Reading the listing below, count the lines that contain the word "ALGOUSDT" and give that count alone.

··· Recorded data ···

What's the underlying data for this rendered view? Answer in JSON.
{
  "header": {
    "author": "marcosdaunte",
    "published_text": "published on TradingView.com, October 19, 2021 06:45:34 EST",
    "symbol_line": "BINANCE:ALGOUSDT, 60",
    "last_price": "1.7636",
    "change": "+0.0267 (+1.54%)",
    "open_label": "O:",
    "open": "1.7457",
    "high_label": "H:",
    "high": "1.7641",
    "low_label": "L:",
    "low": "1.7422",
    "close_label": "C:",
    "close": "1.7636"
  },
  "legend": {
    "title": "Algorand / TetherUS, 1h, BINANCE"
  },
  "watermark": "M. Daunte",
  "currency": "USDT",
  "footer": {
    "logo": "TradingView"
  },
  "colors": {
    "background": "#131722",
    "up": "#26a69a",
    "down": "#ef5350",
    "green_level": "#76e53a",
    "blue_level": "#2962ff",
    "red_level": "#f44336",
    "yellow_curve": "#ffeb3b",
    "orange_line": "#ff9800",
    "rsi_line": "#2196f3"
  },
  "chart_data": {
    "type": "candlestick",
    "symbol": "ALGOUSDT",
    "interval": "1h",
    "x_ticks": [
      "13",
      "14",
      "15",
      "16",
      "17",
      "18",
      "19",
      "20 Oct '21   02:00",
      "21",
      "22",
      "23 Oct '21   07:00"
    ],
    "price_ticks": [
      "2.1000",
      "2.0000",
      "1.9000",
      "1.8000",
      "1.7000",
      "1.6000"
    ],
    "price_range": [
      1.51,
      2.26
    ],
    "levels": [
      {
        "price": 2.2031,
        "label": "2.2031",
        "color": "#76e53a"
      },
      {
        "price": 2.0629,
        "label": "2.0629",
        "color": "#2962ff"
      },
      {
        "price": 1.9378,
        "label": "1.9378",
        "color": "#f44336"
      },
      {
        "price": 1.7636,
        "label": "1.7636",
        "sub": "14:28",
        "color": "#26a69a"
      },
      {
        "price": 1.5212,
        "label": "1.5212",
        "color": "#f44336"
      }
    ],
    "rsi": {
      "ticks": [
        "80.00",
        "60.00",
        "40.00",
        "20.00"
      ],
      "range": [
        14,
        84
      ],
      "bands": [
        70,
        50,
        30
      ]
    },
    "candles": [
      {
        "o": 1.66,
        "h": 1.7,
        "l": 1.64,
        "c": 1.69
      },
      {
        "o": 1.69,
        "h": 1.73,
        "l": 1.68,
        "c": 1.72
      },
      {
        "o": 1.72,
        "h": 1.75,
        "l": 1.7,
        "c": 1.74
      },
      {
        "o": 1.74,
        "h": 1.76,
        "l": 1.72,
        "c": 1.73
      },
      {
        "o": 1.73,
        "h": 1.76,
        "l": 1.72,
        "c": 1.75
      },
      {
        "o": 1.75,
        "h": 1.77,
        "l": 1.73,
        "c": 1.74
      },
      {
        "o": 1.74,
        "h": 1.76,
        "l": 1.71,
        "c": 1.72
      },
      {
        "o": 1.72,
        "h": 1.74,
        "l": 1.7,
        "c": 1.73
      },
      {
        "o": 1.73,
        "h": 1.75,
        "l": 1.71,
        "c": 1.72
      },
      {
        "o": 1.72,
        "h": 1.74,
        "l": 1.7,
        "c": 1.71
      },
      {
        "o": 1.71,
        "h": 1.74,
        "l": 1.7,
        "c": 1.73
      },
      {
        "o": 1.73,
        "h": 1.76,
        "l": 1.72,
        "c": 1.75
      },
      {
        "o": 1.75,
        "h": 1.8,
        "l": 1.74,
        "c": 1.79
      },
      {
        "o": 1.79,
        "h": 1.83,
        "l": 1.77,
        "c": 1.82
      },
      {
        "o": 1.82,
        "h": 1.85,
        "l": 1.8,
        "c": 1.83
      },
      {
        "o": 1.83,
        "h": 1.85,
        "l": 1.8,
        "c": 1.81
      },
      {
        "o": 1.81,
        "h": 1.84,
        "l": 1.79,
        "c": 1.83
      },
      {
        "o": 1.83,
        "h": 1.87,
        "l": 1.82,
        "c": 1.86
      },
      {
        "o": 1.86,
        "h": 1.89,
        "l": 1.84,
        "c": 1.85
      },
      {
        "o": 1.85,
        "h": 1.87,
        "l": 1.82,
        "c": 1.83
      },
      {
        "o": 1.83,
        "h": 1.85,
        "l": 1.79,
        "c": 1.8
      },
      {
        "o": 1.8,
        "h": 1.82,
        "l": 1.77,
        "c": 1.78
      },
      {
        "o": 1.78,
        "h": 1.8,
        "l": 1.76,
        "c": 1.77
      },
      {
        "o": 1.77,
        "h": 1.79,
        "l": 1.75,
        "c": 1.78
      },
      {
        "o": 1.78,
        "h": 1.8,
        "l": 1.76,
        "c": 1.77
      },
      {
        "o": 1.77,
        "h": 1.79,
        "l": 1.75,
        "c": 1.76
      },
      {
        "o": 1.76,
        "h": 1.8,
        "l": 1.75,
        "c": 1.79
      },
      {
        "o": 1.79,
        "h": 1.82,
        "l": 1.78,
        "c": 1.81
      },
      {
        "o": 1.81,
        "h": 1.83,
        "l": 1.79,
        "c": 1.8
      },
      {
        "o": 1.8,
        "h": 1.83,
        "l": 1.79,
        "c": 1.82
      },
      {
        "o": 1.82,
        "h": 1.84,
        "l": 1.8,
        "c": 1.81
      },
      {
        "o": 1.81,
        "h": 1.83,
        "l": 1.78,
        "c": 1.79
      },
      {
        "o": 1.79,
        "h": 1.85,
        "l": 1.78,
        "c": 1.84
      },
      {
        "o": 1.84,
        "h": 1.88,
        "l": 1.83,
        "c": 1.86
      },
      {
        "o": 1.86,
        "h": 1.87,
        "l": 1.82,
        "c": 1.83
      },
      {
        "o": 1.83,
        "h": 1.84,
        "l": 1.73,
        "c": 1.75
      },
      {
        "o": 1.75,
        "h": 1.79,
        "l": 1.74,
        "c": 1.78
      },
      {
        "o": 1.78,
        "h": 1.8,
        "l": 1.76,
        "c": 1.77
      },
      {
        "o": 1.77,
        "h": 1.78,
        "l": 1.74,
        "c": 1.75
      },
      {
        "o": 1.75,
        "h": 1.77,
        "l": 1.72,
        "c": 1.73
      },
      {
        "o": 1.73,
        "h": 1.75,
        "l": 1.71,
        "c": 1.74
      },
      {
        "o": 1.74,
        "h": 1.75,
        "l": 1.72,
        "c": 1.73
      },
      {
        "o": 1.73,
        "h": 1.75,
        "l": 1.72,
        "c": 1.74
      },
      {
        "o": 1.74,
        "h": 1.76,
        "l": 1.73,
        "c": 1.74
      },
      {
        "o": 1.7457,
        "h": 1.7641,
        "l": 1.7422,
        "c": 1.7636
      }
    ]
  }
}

···

• _Completed exercise_
2